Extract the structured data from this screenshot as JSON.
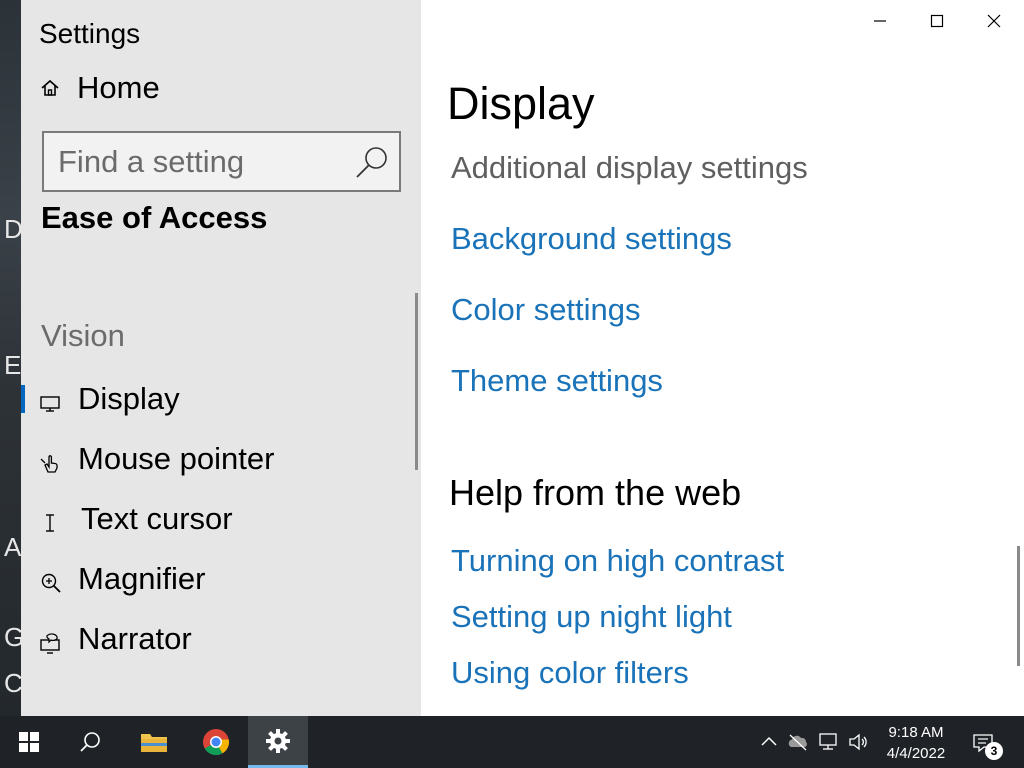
{
  "window": {
    "title": "Settings"
  },
  "sidebar": {
    "home_label": "Home",
    "search_placeholder": "Find a setting",
    "category": "Ease of Access",
    "group_label": "Vision",
    "items": [
      {
        "label": "Display",
        "icon": "monitor-icon",
        "selected": true
      },
      {
        "label": "Mouse pointer",
        "icon": "mouse-pointer-icon",
        "selected": false
      },
      {
        "label": "Text cursor",
        "icon": "text-cursor-icon",
        "selected": false
      },
      {
        "label": "Magnifier",
        "icon": "magnifier-icon",
        "selected": false
      },
      {
        "label": "Narrator",
        "icon": "narrator-icon",
        "selected": false
      }
    ]
  },
  "main": {
    "page_title": "Display",
    "section_heading": "Additional display settings",
    "links": [
      "Background settings",
      "Color settings",
      "Theme settings"
    ],
    "help_heading": "Help from the web",
    "help_links": [
      "Turning on high contrast",
      "Setting up night light",
      "Using color filters"
    ]
  },
  "taskbar": {
    "time": "9:18 AM",
    "date": "4/4/2022",
    "notification_count": "3",
    "pinned": [
      "start-icon",
      "search-icon",
      "file-explorer-icon",
      "chrome-icon",
      "settings-icon"
    ],
    "active": "settings-icon"
  },
  "colors": {
    "link": "#1a73b8",
    "accent": "#0067c0",
    "sidebar_bg": "#e6e6e6",
    "taskbar_bg": "#1f2327"
  }
}
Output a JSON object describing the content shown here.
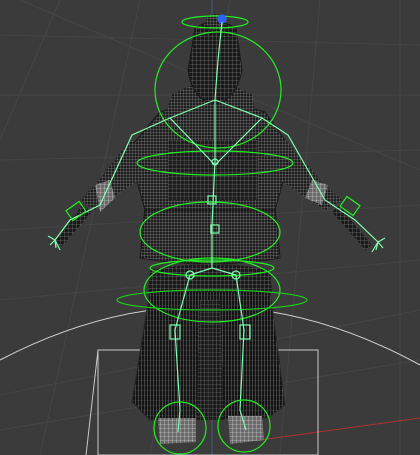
{
  "viewport": {
    "background": "#3b3b3b",
    "grid_color": "#454545",
    "axis_x_color": "#b03030",
    "axis_y_color": "#2f8a9e",
    "axis_z_color": "#4a7ab0",
    "mesh_color": "#cfcfcf",
    "mesh_dark": "#161616",
    "rig_color": "#22ee22",
    "rig_joint_color": "#7fffb0",
    "selection_color": "#2f62ff",
    "ground_rect_color": "#c9c9c9",
    "ground_circle_color": "#d0d0d0"
  },
  "scene": {
    "object_type": "character-mesh",
    "view_mode": "wireframe-with-rig",
    "rig_controls": [
      "head-control",
      "neck-control",
      "chest-control",
      "hip-control",
      "pelvis-control",
      "hand-control-left",
      "hand-control-right",
      "foot-control-left",
      "foot-control-right",
      "root-control"
    ]
  }
}
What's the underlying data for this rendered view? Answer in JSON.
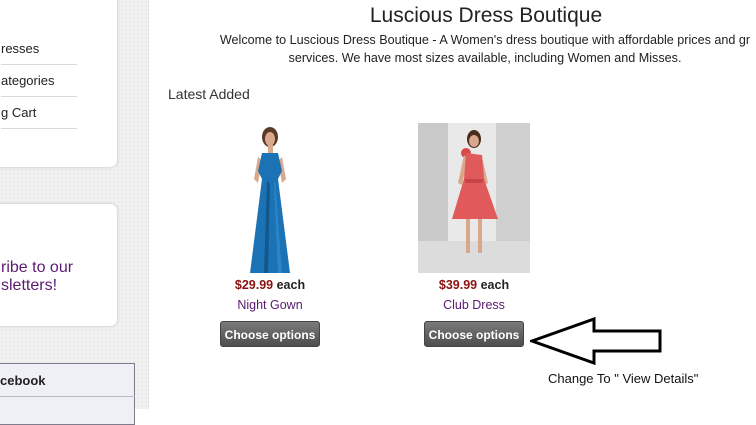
{
  "sidebar": {
    "nav_items": [
      "resses",
      "ategories",
      "g Cart"
    ],
    "subscribe_lines": [
      "ribe to our",
      "sletters!"
    ],
    "facebook_title": "cebook"
  },
  "header": {
    "title": "Luscious Dress Boutique",
    "welcome_line1": "Welcome to Luscious Dress Boutique - A Women's dress boutique with affordable prices and gr",
    "welcome_line2": "services. We have most sizes available, including Women and Misses."
  },
  "section": {
    "title": "Latest Added"
  },
  "products": [
    {
      "price": "$29.99",
      "each": "each",
      "name": "Night Gown",
      "button": "Choose options",
      "dress_color": "#1b72b4"
    },
    {
      "price": "$39.99",
      "each": "each",
      "name": "Club Dress",
      "button": "Choose options",
      "dress_color": "#e05a5c"
    }
  ],
  "annotation": {
    "text": "Change To \" View Details\""
  },
  "colors": {
    "price": "#8b1010",
    "link": "#5b1a72",
    "button": "#5a5a5a"
  }
}
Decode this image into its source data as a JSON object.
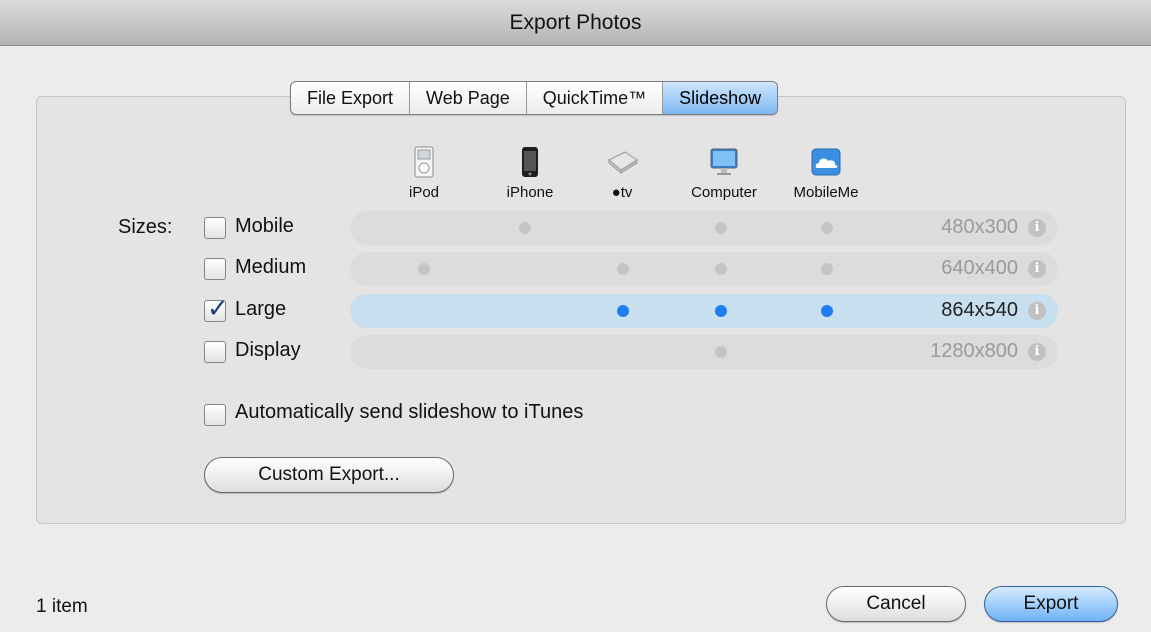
{
  "window": {
    "title": "Export Photos"
  },
  "tabs": [
    {
      "label": "File Export",
      "active": false
    },
    {
      "label": "Web Page",
      "active": false
    },
    {
      "label": "QuickTime™",
      "active": false
    },
    {
      "label": "Slideshow",
      "active": true
    }
  ],
  "devices": [
    {
      "label": "iPod",
      "icon": "ipod-icon"
    },
    {
      "label": "iPhone",
      "icon": "iphone-icon"
    },
    {
      "label": "tv",
      "icon": "appletv-icon"
    },
    {
      "label": "Computer",
      "icon": "computer-icon"
    },
    {
      "label": "MobileMe",
      "icon": "mobileme-icon"
    }
  ],
  "sizes": {
    "label": "Sizes:",
    "rows": [
      {
        "label": "Mobile",
        "checked": false,
        "resolution": "480x300",
        "devices": [
          "iPhone",
          "Computer",
          "MobileMe"
        ]
      },
      {
        "label": "Medium",
        "checked": false,
        "resolution": "640x400",
        "devices": [
          "iPod",
          "tv",
          "Computer",
          "MobileMe"
        ]
      },
      {
        "label": "Large",
        "checked": true,
        "resolution": "864x540",
        "devices": [
          "tv",
          "Computer",
          "MobileMe"
        ]
      },
      {
        "label": "Display",
        "checked": false,
        "resolution": "1280x800",
        "devices": [
          "Computer"
        ]
      }
    ]
  },
  "auto_send": {
    "label": "Automatically send slideshow to iTunes",
    "checked": false
  },
  "buttons": {
    "custom_export": "Custom Export...",
    "cancel": "Cancel",
    "export": "Export"
  },
  "status": {
    "text": "1 item"
  },
  "colors": {
    "accent": "#1f7cf1",
    "selected_row": "#c8dff0"
  }
}
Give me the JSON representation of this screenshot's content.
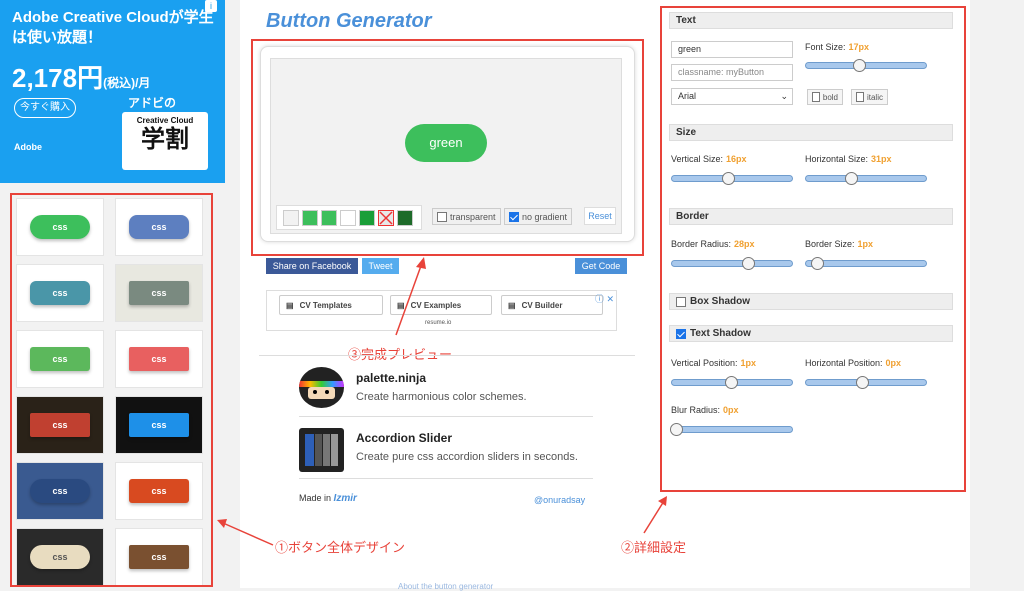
┄┄┄┄┄┄
YOUR GOAL: In the entries above, identify every line with the string "Luscious".

EXERCISE ANSWER:
    "title": "Luscious Dress Boutique",
    "welcome_line1": "Welcome to Luscious Dress Boutique - A Women's dress boutique with affordable prices and gr",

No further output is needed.